§ **Your instructions**: Extract all of the entries and set them down verbatim.
== Given entries ==
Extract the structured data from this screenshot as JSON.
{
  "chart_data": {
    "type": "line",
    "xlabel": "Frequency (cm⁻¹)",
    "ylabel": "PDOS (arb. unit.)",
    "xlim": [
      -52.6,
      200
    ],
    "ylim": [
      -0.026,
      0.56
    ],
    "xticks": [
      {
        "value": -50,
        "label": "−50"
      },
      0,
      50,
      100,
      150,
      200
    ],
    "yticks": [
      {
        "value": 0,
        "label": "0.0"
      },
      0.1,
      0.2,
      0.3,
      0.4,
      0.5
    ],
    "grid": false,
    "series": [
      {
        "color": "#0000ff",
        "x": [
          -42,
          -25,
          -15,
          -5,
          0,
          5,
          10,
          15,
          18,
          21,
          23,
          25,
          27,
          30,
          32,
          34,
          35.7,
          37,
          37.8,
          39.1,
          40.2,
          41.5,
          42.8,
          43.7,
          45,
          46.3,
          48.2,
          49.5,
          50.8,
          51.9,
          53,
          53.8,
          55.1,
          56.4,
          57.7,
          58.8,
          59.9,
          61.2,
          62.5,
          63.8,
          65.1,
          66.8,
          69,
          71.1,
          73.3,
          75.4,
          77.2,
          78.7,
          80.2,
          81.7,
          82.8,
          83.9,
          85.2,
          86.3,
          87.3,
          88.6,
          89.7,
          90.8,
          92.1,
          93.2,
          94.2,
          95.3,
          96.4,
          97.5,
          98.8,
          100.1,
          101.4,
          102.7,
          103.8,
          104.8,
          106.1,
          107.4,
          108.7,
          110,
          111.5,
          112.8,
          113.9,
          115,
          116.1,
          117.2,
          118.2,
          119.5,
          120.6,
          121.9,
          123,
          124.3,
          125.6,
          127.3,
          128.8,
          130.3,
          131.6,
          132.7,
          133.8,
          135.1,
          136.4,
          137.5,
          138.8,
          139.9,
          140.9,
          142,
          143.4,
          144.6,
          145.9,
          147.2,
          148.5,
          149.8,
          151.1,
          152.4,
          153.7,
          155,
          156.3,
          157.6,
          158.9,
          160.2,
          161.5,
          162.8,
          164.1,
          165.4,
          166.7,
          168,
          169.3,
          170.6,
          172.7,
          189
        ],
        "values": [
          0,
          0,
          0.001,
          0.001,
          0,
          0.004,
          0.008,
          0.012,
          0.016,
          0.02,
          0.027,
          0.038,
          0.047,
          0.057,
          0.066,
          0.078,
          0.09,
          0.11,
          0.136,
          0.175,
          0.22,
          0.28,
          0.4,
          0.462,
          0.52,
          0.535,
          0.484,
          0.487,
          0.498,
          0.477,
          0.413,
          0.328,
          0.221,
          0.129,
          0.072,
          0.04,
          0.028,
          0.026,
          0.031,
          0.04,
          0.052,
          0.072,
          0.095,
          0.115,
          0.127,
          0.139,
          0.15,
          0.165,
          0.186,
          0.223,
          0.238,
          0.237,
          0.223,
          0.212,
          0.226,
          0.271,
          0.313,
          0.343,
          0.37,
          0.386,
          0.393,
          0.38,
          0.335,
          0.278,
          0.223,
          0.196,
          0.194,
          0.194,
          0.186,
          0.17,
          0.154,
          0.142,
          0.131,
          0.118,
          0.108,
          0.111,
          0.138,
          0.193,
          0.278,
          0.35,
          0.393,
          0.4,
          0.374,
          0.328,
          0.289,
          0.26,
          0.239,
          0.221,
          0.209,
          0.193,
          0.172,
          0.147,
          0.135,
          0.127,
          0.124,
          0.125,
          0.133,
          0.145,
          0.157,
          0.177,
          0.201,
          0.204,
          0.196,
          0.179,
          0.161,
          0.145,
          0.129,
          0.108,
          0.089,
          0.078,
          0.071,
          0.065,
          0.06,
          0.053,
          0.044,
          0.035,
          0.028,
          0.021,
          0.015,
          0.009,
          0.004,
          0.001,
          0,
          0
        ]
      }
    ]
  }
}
===
§ **Worked solution**:
Extract the structured data from this screenshot as JSON.
{
  "chart_data": {
    "type": "line",
    "xlabel": "Frequency (cm⁻¹)",
    "ylabel": "PDOS (arb. unit.)",
    "xlim": [
      -52.6,
      200
    ],
    "ylim": [
      -0.026,
      0.56
    ],
    "xticks": [
      {
        "value": -50,
        "label": "−50"
      },
      0,
      50,
      100,
      150,
      200
    ],
    "yticks": [
      {
        "value": 0,
        "label": "0.0"
      },
      0.1,
      0.2,
      0.3,
      0.4,
      0.5
    ],
    "grid": false,
    "series": [
      {
        "color": "#0000ff",
        "x": [
          -42,
          -25,
          -15,
          -5,
          0,
          5,
          10,
          15,
          18,
          21,
          23,
          25,
          27,
          30,
          32,
          34,
          35.7,
          37,
          37.8,
          39.1,
          40.2,
          41.5,
          42.8,
          43.7,
          45,
          46.3,
          48.2,
          49.5,
          50.8,
          51.9,
          53,
          53.8,
          55.1,
          56.4,
          57.7,
          58.8,
          59.9,
          61.2,
          62.5,
          63.8,
          65.1,
          66.8,
          69,
          71.1,
          73.3,
          75.4,
          77.2,
          78.7,
          80.2,
          81.7,
          82.8,
          83.9,
          85.2,
          86.3,
          87.3,
          88.6,
          89.7,
          90.8,
          92.1,
          93.2,
          94.2,
          95.3,
          96.4,
          97.5,
          98.8,
          100.1,
          101.4,
          102.7,
          103.8,
          104.8,
          106.1,
          107.4,
          108.7,
          110,
          111.5,
          112.8,
          113.9,
          115,
          116.1,
          117.2,
          118.2,
          119.5,
          120.6,
          121.9,
          123,
          124.3,
          125.6,
          127.3,
          128.8,
          130.3,
          131.6,
          132.7,
          133.8,
          135.1,
          136.4,
          137.5,
          138.8,
          139.9,
          140.9,
          142,
          143.4,
          144.6,
          145.9,
          147.2,
          148.5,
          149.8,
          151.1,
          152.4,
          153.7,
          155,
          156.3,
          157.6,
          158.9,
          160.2,
          161.5,
          162.8,
          164.1,
          165.4,
          166.7,
          168,
          169.3,
          170.6,
          172.7,
          189
        ],
        "values": [
          0,
          0,
          0.001,
          0.001,
          0,
          0.004,
          0.008,
          0.012,
          0.016,
          0.02,
          0.027,
          0.038,
          0.047,
          0.057,
          0.066,
          0.078,
          0.09,
          0.11,
          0.136,
          0.175,
          0.22,
          0.28,
          0.4,
          0.462,
          0.52,
          0.535,
          0.484,
          0.487,
          0.498,
          0.477,
          0.413,
          0.328,
          0.221,
          0.129,
          0.072,
          0.04,
          0.028,
          0.026,
          0.031,
          0.04,
          0.052,
          0.072,
          0.095,
          0.115,
          0.127,
          0.139,
          0.15,
          0.165,
          0.186,
          0.223,
          0.238,
          0.237,
          0.223,
          0.212,
          0.226,
          0.271,
          0.313,
          0.343,
          0.37,
          0.386,
          0.393,
          0.38,
          0.335,
          0.278,
          0.223,
          0.196,
          0.194,
          0.194,
          0.186,
          0.17,
          0.154,
          0.142,
          0.131,
          0.118,
          0.108,
          0.111,
          0.138,
          0.193,
          0.278,
          0.35,
          0.393,
          0.4,
          0.374,
          0.328,
          0.289,
          0.26,
          0.239,
          0.221,
          0.209,
          0.193,
          0.172,
          0.147,
          0.135,
          0.127,
          0.124,
          0.125,
          0.133,
          0.145,
          0.157,
          0.177,
          0.201,
          0.204,
          0.196,
          0.179,
          0.161,
          0.145,
          0.129,
          0.108,
          0.089,
          0.078,
          0.071,
          0.065,
          0.06,
          0.053,
          0.044,
          0.035,
          0.028,
          0.021,
          0.015,
          0.009,
          0.004,
          0.001,
          0,
          0
        ]
      }
    ]
  }
}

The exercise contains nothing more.